# EXERCISE TASK
All of the material below is to be returned exactly.

# WORKING DATA
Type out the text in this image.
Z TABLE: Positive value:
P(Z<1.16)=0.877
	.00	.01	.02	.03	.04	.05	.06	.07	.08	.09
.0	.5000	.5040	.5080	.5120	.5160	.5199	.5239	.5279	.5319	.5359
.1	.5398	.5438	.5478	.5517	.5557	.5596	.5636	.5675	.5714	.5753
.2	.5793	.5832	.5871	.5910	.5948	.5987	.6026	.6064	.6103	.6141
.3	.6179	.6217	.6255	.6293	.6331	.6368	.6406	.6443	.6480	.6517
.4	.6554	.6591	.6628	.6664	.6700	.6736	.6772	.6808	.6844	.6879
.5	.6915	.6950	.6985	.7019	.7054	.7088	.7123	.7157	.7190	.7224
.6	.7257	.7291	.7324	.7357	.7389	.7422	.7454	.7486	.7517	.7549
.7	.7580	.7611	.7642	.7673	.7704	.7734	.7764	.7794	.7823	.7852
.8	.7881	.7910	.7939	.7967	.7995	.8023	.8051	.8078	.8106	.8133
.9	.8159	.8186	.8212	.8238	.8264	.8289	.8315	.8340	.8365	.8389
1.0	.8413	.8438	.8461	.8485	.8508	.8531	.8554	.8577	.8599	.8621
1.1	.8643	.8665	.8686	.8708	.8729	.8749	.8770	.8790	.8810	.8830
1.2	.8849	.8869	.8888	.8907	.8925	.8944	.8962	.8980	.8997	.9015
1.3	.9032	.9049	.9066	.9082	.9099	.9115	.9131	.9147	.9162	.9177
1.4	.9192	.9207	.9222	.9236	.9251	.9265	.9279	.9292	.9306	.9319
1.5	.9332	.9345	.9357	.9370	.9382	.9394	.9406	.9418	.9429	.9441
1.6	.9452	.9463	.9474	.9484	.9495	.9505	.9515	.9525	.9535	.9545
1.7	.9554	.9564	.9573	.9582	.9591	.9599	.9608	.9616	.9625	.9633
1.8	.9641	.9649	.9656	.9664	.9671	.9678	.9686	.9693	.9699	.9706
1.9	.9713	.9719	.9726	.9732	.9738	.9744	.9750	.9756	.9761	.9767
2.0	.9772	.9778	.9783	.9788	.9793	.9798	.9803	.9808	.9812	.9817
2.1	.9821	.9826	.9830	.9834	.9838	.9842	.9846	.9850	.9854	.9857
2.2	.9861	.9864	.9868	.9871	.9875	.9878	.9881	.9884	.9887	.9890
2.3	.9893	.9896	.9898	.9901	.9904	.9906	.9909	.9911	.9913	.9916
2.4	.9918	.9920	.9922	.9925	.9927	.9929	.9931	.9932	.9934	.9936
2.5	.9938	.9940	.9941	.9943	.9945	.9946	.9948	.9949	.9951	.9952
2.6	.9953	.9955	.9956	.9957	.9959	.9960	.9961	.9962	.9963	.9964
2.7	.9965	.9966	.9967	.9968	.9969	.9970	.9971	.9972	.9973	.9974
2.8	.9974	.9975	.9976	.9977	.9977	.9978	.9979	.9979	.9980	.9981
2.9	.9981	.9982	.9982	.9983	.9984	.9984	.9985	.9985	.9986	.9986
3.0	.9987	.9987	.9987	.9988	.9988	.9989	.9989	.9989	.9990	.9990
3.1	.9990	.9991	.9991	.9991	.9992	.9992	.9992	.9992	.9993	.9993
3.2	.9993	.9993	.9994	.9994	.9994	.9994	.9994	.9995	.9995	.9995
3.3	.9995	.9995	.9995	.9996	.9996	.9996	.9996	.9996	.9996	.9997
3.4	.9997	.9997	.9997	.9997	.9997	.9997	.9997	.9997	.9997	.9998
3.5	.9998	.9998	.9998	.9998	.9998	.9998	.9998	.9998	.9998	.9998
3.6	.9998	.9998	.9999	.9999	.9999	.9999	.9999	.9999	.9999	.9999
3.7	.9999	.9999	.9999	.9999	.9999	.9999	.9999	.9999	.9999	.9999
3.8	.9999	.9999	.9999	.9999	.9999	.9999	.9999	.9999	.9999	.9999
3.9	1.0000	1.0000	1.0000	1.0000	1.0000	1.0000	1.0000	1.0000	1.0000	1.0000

# RESPONSE TO THIS EXERCISE
Type out the text in this image.
Z TABLE: Positive value:
P(Z<1.16)=0.877
	.00	.01	.02	.03	.04	.05	.06	.07	.08	.09
.0	.5000	.5040	.5080	.5120	.5160	.5199	.5239	.5279	.5319	.5359
.1	.5398	.5438	.5478	.5517	.5557	.5596	.5636	.5675	.5714	.5753
.2	.5793	.5832	.5871	.5910	.5948	.5987	.6026	.6064	.6103	.6141
.3	.6179	.6217	.6255	.6293	.6331	.6368	.6406	.6443	.6480	.6517
.4	.6554	.6591	.6628	.6664	.6700	.6736	.6772	.6808	.6844	.6879
.5	.6915	.6950	.6985	.7019	.7054	.7088	.7123	.7157	.7190	.7224
.6	.7257	.7291	.7324	.7357	.7389	.7422	.7454	.7486	.7517	.7549
.7	.7580	.7611	.7642	.7673	.7704	.7734	.7764	.7794	.7823	.7852
.8	.7881	.7910	.7939	.7967	.7995	.8023	.8051	.8078	.8106	.8133
.9	.8159	.8186	.8212	.8238	.8264	.8289	.8315	.8340	.8365	.8389
1.0	.8413	.8438	.8461	.8485	.8508	.8531	.8554	.8577	.8599	.8621
1.1	.8643	.8665	.8686	.8708	.8729	.8749	.8770	.8790	.8810	.8830
1.2	.8849	.8869	.8888	.8907	.8925	.8944	.8962	.8980	.8997	.9015
1.3	.9032	.9049	.9066	.9082	.9099	.9115	.9131	.9147	.9162	.9177
1.4	.9192	.9207	.9222	.9236	.9251	.9265	.9279	.9292	.9306	.9319
1.5	.9332	.9345	.9357	.9370	.9382	.9394	.9406	.9418	.9429	.9441
1.6	.9452	.9463	.9474	.9484	.9495	.9505	.9515	.9525	.9535	.9545
1.7	.9554	.9564	.9573	.9582	.9591	.9599	.9608	.9616	.9625	.9633
1.8	.9641	.9649	.9656	.9664	.9671	.9678	.9686	.9693	.9699	.9706
1.9	.9713	.9719	.9726	.9732	.9738	.9744	.9750	.9756	.9761	.9767
2.0	.9772	.9778	.9783	.9788	.9793	.9798	.9803	.9808	.9812	.9817
2.1	.9821	.9826	.9830	.9834	.9838	.9842	.9846	.9850	.9854	.9857
2.2	.9861	.9864	.9868	.9871	.9875	.9878	.9881	.9884	.9887	.9890
2.3	.9893	.9896	.9898	.9901	.9904	.9906	.9909	.9911	.9913	.9916
2.4	.9918	.9920	.9922	.9925	.9927	.9929	.9931	.9932	.9934	.9936
2.5	.9938	.9940	.9941	.9943	.9945	.9946	.9948	.9949	.9951	.9952
2.6	.9953	.9955	.9956	.9957	.9959	.9960	.9961	.9962	.9963	.9964
2.7	.9965	.9966	.9967	.9968	.9969	.9970	.9971	.9972	.9973	.9974
2.8	.9974	.9975	.9976	.9977	.9977	.9978	.9979	.9979	.9980	.9981
2.9	.9981	.9982	.9982	.9983	.9984	.9984	.9985	.9985	.9986	.9986
3.0	.9987	.9987	.9987	.9988	.9988	.9989	.9989	.9989	.9990	.9990
3.1	.9990	.9991	.9991	.9991	.9992	.9992	.9992	.9992	.9993	.9993
3.2	.9993	.9993	.9994	.9994	.9994	.9994	.9994	.9995	.9995	.9995
3.3	.9995	.9995	.9995	.9996	.9996	.9996	.9996	.9996	.9996	.9997
3.4	.9997	.9997	.9997	.9997	.9997	.9997	.9997	.9997	.9997	.9998
3.5	.9998	.9998	.9998	.9998	.9998	.9998	.9998	.9998	.9998	.9998
3.6	.9998	.9998	.9999	.9999	.9999	.9999	.9999	.9999	.9999	.9999
3.7	.9999	.9999	.9999	.9999	.9999	.9999	.9999	.9999	.9999	.9999
3.8	.9999	.9999	.9999	.9999	.9999	.9999	.9999	.9999	.9999	.9999
3.9	1.0000	1.0000	1.0000	1.0000	1.0000	1.0000	1.0000	1.0000	1.0000	1.0000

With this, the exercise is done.